>> start Records for the exercise
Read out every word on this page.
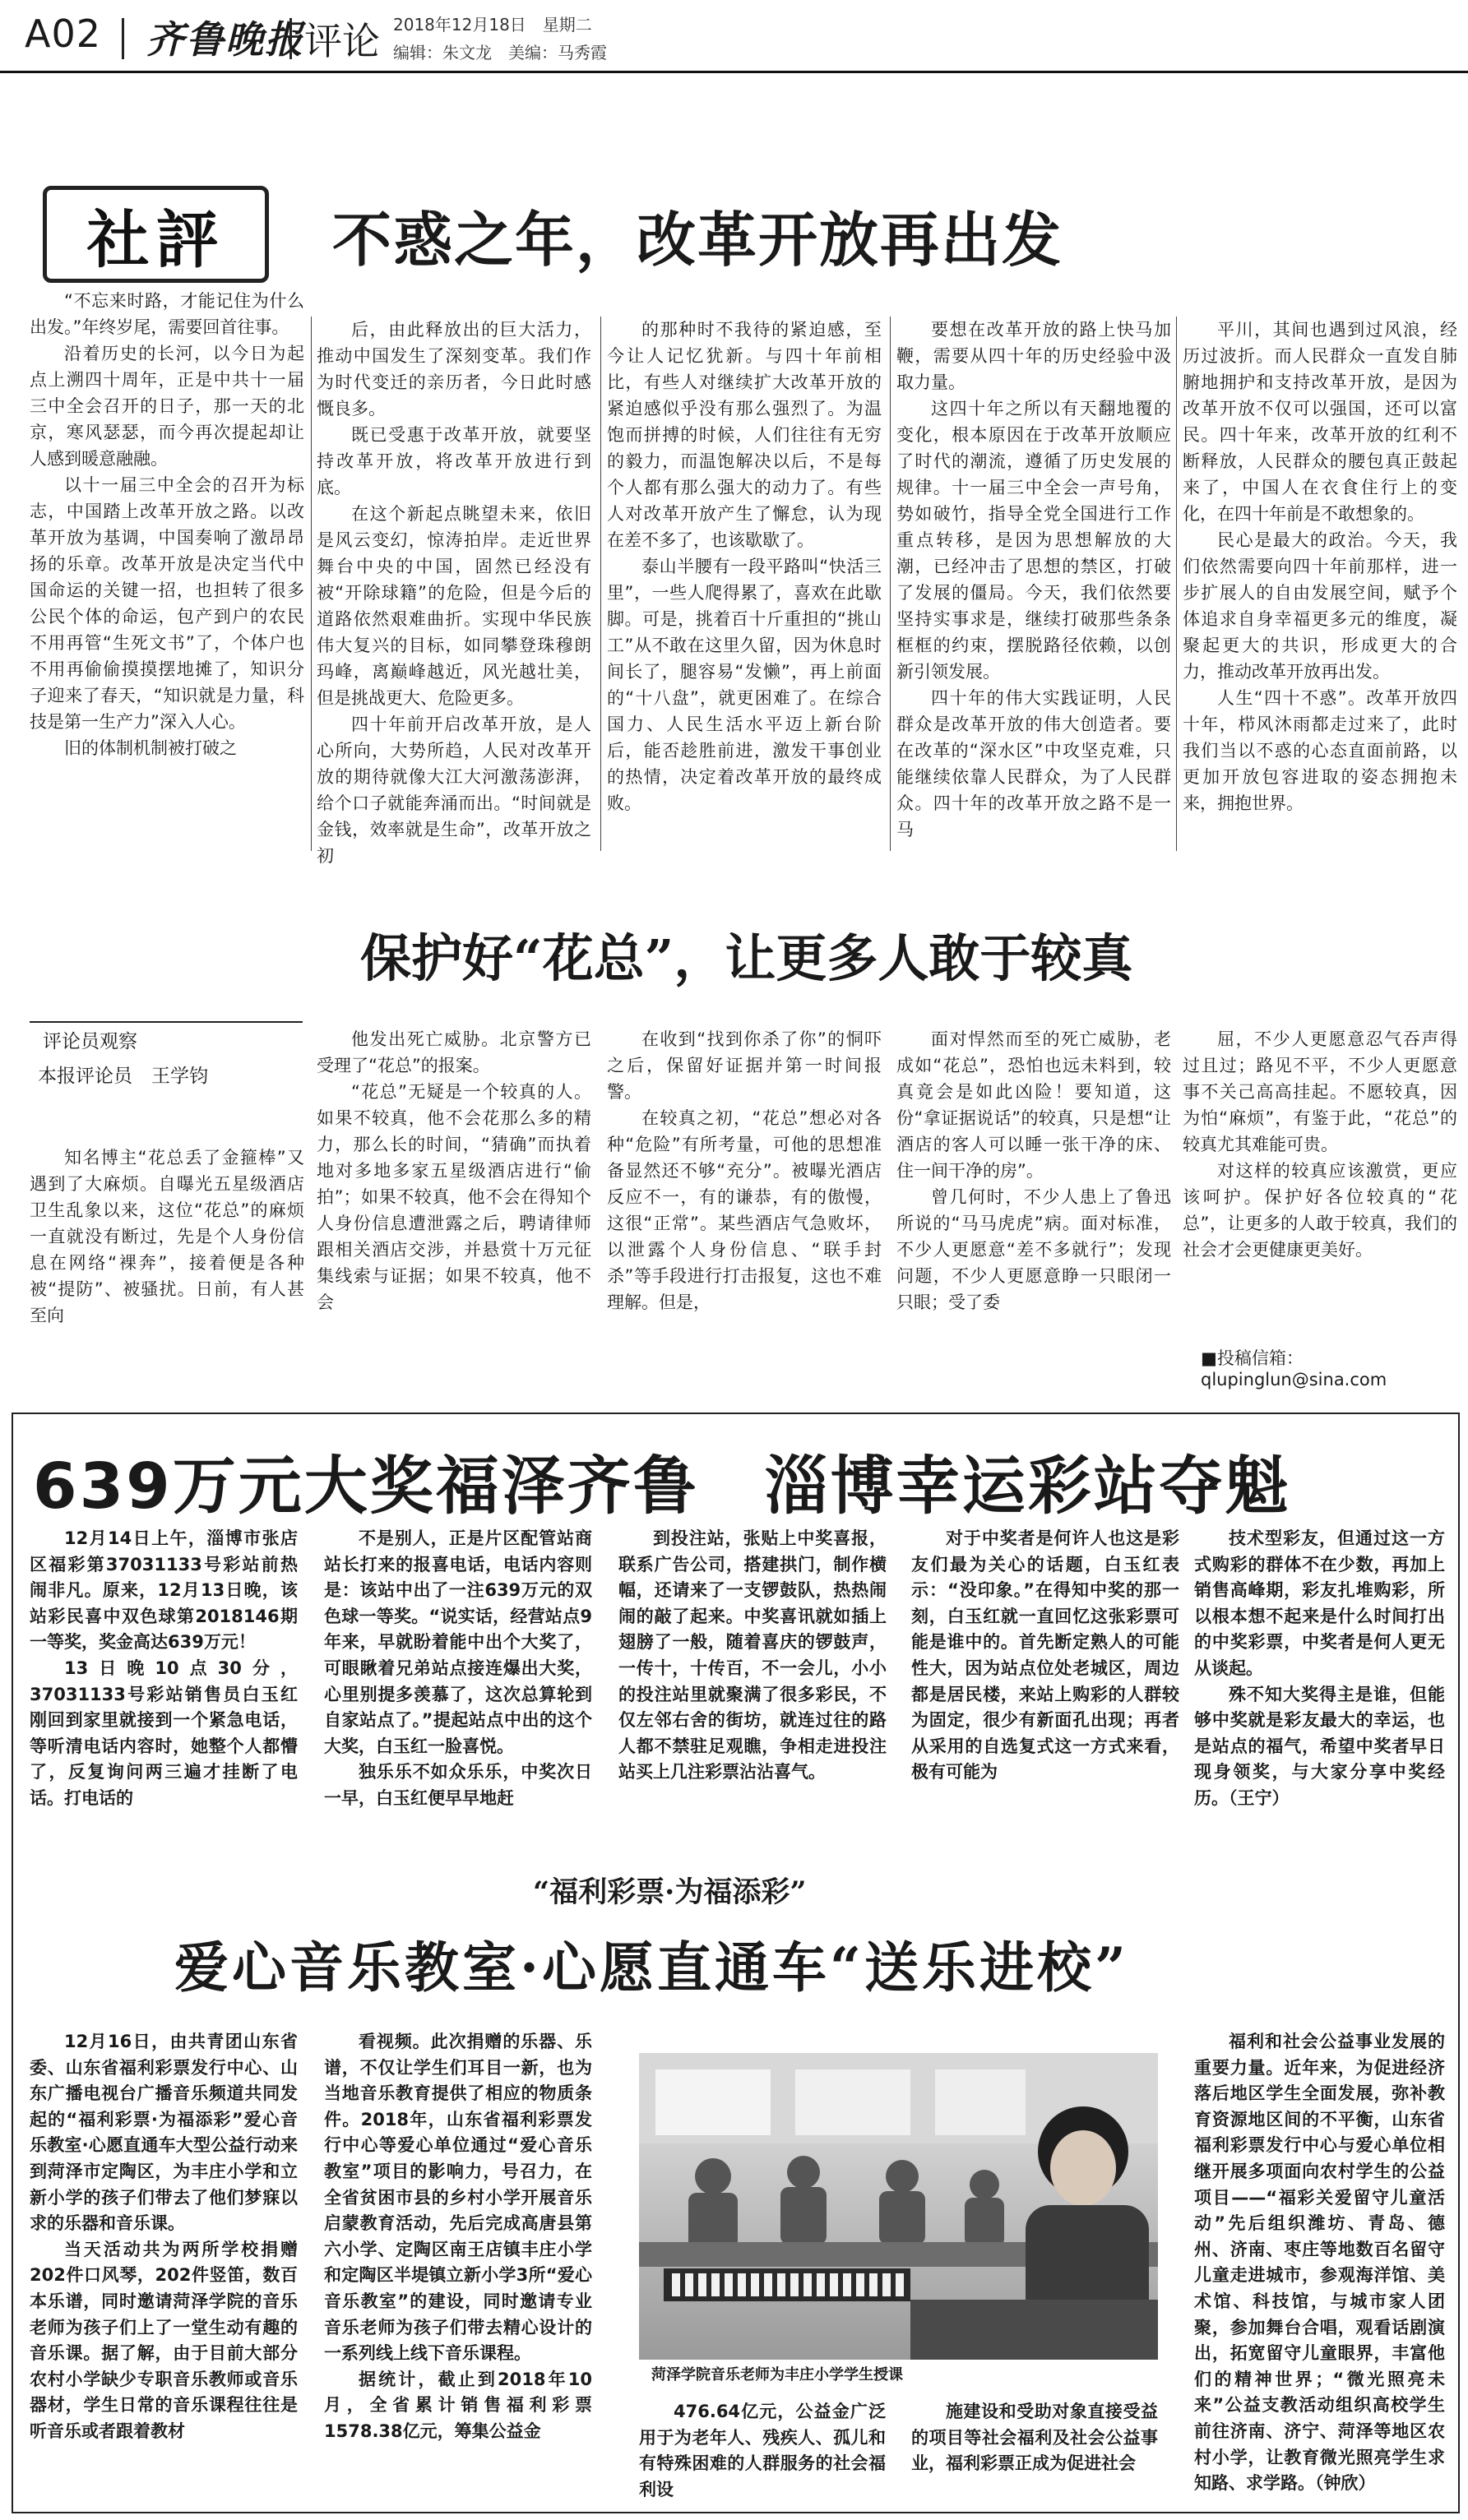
A02 齐鲁晚报 评论 2018年12月18日　星期二
编辑：朱文龙　美编：马秀霞
社評 不惑之年，改革开放再出发

“不忘来时路，才能记住为什么出发。”年终岁尾，需要回首往事。

沿着历史的长河，以今日为起点上溯四十周年，正是中共十一届三中全会召开的日子，那一天的北京，寒风瑟瑟，而今再次提起却让人感到暖意融融。

以十一届三中全会的召开为标志，中国踏上改革开放之路。以改革开放为基调，中国奏响了激昂昂扬的乐章。改革开放是决定当代中国命运的关键一招，也担转了很多公民个体的命运，包产到户的农民不用再管“生死文书”了，个体户也不用再偷偷摸摸摆地摊了，知识分子迎来了春天，“知识就是力量，科技是第一生产力”深入人心。

旧的体制机制被打破之

后，由此释放出的巨大活力，推动中国发生了深刻变革。我们作为时代变迁的亲历者，今日此时感慨良多。

既已受惠于改革开放，就要坚持改革开放，将改革开放进行到底。

在这个新起点眺望未来，依旧是风云变幻，惊涛拍岸。走近世界舞台中央的中国，固然已经没有被“开除球籍”的危险，但是今后的道路依然艰难曲折。实现中华民族伟大复兴的目标，如同攀登珠穆朗玛峰，离巅峰越近，风光越壮美，但是挑战更大、危险更多。

四十年前开启改革开放，是人心所向，大势所趋，人民对改革开放的期待就像大江大河激荡澎湃，给个口子就能奔涌而出。“时间就是金钱，效率就是生命”，改革开放之初

的那种时不我待的紧迫感，至今让人记忆犹新。与四十年前相比，有些人对继续扩大改革开放的紧迫感似乎没有那么强烈了。为温饱而拼搏的时候，人们往往有无穷的毅力，而温饱解决以后，不是每个人都有那么强大的动力了。有些人对改革开放产生了懈怠，认为现在差不多了，也该歇歇了。

泰山半腰有一段平路叫“快活三里”，一些人爬得累了，喜欢在此歇脚。可是，挑着百十斤重担的“挑山工”从不敢在这里久留，因为休息时间长了，腿容易“发懒”，再上前面的“十八盘”，就更困难了。在综合国力、人民生活水平迈上新台阶后，能否趁胜前进，激发干事创业的热情，决定着改革开放的最终成败。

要想在改革开放的路上快马加鞭，需要从四十年的历史经验中汲取力量。

这四十年之所以有天翻地覆的变化，根本原因在于改革开放顺应了时代的潮流，遵循了历史发展的规律。十一届三中全会一声号角，势如破竹，指导全党全国进行工作重点转移，是因为思想解放的大潮，已经冲击了思想的禁区，打破了发展的僵局。今天，我们依然要坚持实事求是，继续打破那些条条框框的约束，摆脱路径依赖，以创新引领发展。

四十年的伟大实践证明，人民群众是改革开放的伟大创造者。要在改革的“深水区”中攻坚克难，只能继续依靠人民群众，为了人民群众。四十年的改革开放之路不是一马

平川，其间也遇到过风浪，经历过波折。而人民群众一直发自肺腑地拥护和支持改革开放，是因为改革开放不仅可以强国，还可以富民。四十年来，改革开放的红利不断释放，人民群众的腰包真正鼓起来了，中国人在衣食住行上的变化，在四十年前是不敢想象的。

民心是最大的政治。今天，我们依然需要向四十年前那样，进一步扩展人的自由发展空间，赋予个体追求自身幸福更多元的维度，凝聚起更大的共识，形成更大的合力，推动改革开放再出发。

人生“四十不惑”。改革开放四十年，栉风沐雨都走过来了，此时我们当以不惑的心态直面前路，以更加开放包容进取的姿态拥抱未来，拥抱世界。

保护好“花总”，让更多人敢于较真
评论员观察
本报评论员　王学钧

知名博主“花总丢了金箍棒”又遇到了大麻烦。自曝光五星级酒店卫生乱象以来，这位“花总”的麻烦一直就没有断过，先是个人身份信息在网络“裸奔”，接着便是各种被“提防”、被骚扰。日前，有人甚至向

他发出死亡威胁。北京警方已受理了“花总”的报案。

“花总”无疑是一个较真的人。如果不较真，他不会花那么多的精力，那么长的时间，“猜确”而执着地对多地多家五星级酒店进行“偷拍”；如果不较真，他不会在得知个人身份信息遭泄露之后，聘请律师跟相关酒店交涉，并悬赏十万元征集线索与证据；如果不较真，他不会

在收到“找到你杀了你”的恫吓之后，保留好证据并第一时间报警。

在较真之初，“花总”想必对各种“危险”有所考量，可他的思想准备显然还不够“充分”。被曝光酒店反应不一，有的谦恭，有的傲慢，这很“正常”。某些酒店气急败坏，以泄露个人身份信息、“联手封杀”等手段进行打击报复，这也不难理解。但是，

面对悍然而至的死亡威胁，老成如“花总”，恐怕也远未料到，较真竟会是如此凶险！要知道，这份“拿证据说话”的较真，只是想“让酒店的客人可以睡一张干净的床、住一间干净的房”。

曾几何时，不少人患上了鲁迅所说的“马马虎虎”病。面对标准，不少人更愿意“差不多就行”；发现问题，不少人更愿意睁一只眼闭一只眼；受了委

屈，不少人更愿意忍气吞声得过且过；路见不平，不少人更愿意事不关己高高挂起。不愿较真，因为怕“麻烦”，有鉴于此，“花总”的较真尤其难能可贵。

对这样的较真应该激赏，更应该呵护。保护好各位较真的“花总”，让更多的人敢于较真，我们的社会才会更健康更美好。

■投稿信箱：qlupinglun@sina.com
639万元大奖福泽齐鲁　淄博幸运彩站夺魁

12月14日上午，淄博市张店区福彩第37031133号彩站前热闹非凡。原来，12月13日晚，该站彩民喜中双色球第2018146期一等奖，奖金高达639万元！

13日晚10点30分，37031133号彩站销售员白玉红刚回到家里就接到一个紧急电话，等听清电话内容时，她整个人都懵了，反复询问两三遍才挂断了电话。打电话的

不是别人，正是片区配管站商站长打来的报喜电话，电话内容则是：该站中出了一注639万元的双色球一等奖。“说实话，经营站点9年来，早就盼着能中出个大奖了，可眼瞅着兄弟站点接连爆出大奖，心里别提多羡慕了，这次总算轮到自家站点了。”提起站点中出的这个大奖，白玉红一脸喜悦。

独乐乐不如众乐乐，中奖次日一早，白玉红便早早地赶

到投注站，张贴上中奖喜报，联系广告公司，搭建拱门，制作横幅，还请来了一支锣鼓队，热热闹闹的敲了起来。中奖喜讯就如插上翅膀了一般，随着喜庆的锣鼓声，一传十，十传百，不一会儿，小小的投注站里就聚满了很多彩民，不仅左邻右舍的街坊，就连过往的路人都不禁驻足观瞧，争相走进投注站买上几注彩票沾沾喜气。

对于中奖者是何许人也这是彩友们最为关心的话题，白玉红表示：“没印象。”在得知中奖的那一刻，白玉红就一直回忆这张彩票可能是谁中的。首先断定熟人的可能性大，因为站点位处老城区，周边都是居民楼，来站上购彩的人群较为固定，很少有新面孔出现；再者从采用的自选复式这一方式来看，极有可能为

技术型彩友，但通过这一方式购彩的群体不在少数，再加上销售高峰期，彩友扎堆购彩，所以根本想不起来是什么时间打出的中奖彩票，中奖者是何人更无从谈起。

殊不知大奖得主是谁，但能够中奖就是彩友最大的幸运，也是站点的福气，希望中奖者早日现身领奖，与大家分享中奖经历。（王宁）

“福利彩票·为福添彩”
爱心音乐教室·心愿直通车“送乐进校”

12月16日，由共青团山东省委、山东省福利彩票发行中心、山东广播电视台广播音乐频道共同发起的“福利彩票·为福添彩”爱心音乐教室·心愿直通车大型公益行动来到菏泽市定陶区，为丰庄小学和立新小学的孩子们带去了他们梦寐以求的乐器和音乐课。

当天活动共为两所学校捐赠202件口风琴，202件竖笛，数百本乐谱，同时邀请菏泽学院的音乐老师为孩子们上了一堂生动有趣的音乐课。据了解，由于目前大部分农村小学缺少专职音乐教师或音乐器材，学生日常的音乐课程往往是听音乐或者跟着教材

看视频。此次捐赠的乐器、乐谱，不仅让学生们耳目一新，也为当地音乐教育提供了相应的物质条件。2018年，山东省福利彩票发行中心等爱心单位通过“爱心音乐教室”项目的影响力，号召力，在全省贫困市县的乡村小学开展音乐启蒙教育活动，先后完成高唐县第六小学、定陶区南王店镇丰庄小学和定陶区半堤镇立新小学3所“爱心音乐教室”的建设，同时邀请专业音乐老师为孩子们带去精心设计的一系列线上线下音乐课程。

据统计，截止到2018年10月，全省累计销售福利彩票1578.38亿元，筹集公益金

476.64亿元，公益金广泛用于为老年人、残疾人、孤儿和有特殊困难的人群服务的社会福利设

施建设和受助对象直接受益的项目等社会福利及社会公益事业，福利彩票正成为促进社会

福利和社会公益事业发展的重要力量。近年来，为促进经济落后地区学生全面发展，弥补教育资源地区间的不平衡，山东省福利彩票发行中心与爱心单位相继开展多项面向农村学生的公益项目——“福彩关爱留守儿童活动”先后组织潍坊、青岛、德州、济南、枣庄等地数百名留守儿童走进城市，参观海洋馆、美术馆、科技馆，与城市家人团聚，参加舞台合唱，观看话剧演出，拓宽留守儿童眼界，丰富他们的精神世界；“微光照亮未来”公益支教活动组织高校学生前往济南、济宁、菏泽等地区农村小学，让教育微光照亮学生求知路、求学路。（钟欣）

菏泽学院音乐老师为丰庄小学学生授课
>> end Records for the exercise
• _Aim_
Gather each line from the entries above that includes the word "爱心音乐教室".

• _Written answer_
爱心音乐教室·心愿直通车“送乐进校”
12月16日，由共青团山东省委、山东省福利彩票发行中心、山东广播电视台广播音乐频道共同发起的“福利彩票·为福添彩”爱心音乐教室·心愿直通车大型公益行动来到菏泽市定陶区，为丰庄小学和立新小学的孩子们带去了他们梦寐以求的乐器和音乐课。
看视频。此次捐赠的乐器、乐谱，不仅让学生们耳目一新，也为当地音乐教育提供了相应的物质条件。2018年，山东省福利彩票发行中心等爱心单位通过“爱心音乐教室”项目的影响力，号召力，在全省贫困市县的乡村小学开展音乐启蒙教育活动，先后完成高唐县第六小学、定陶区南王店镇丰庄小学和定陶区半堤镇立新小学3所“爱心音乐教室”的建设，同时邀请专业音乐老师为孩子们带去精心设计的一系列线上线下音乐课程。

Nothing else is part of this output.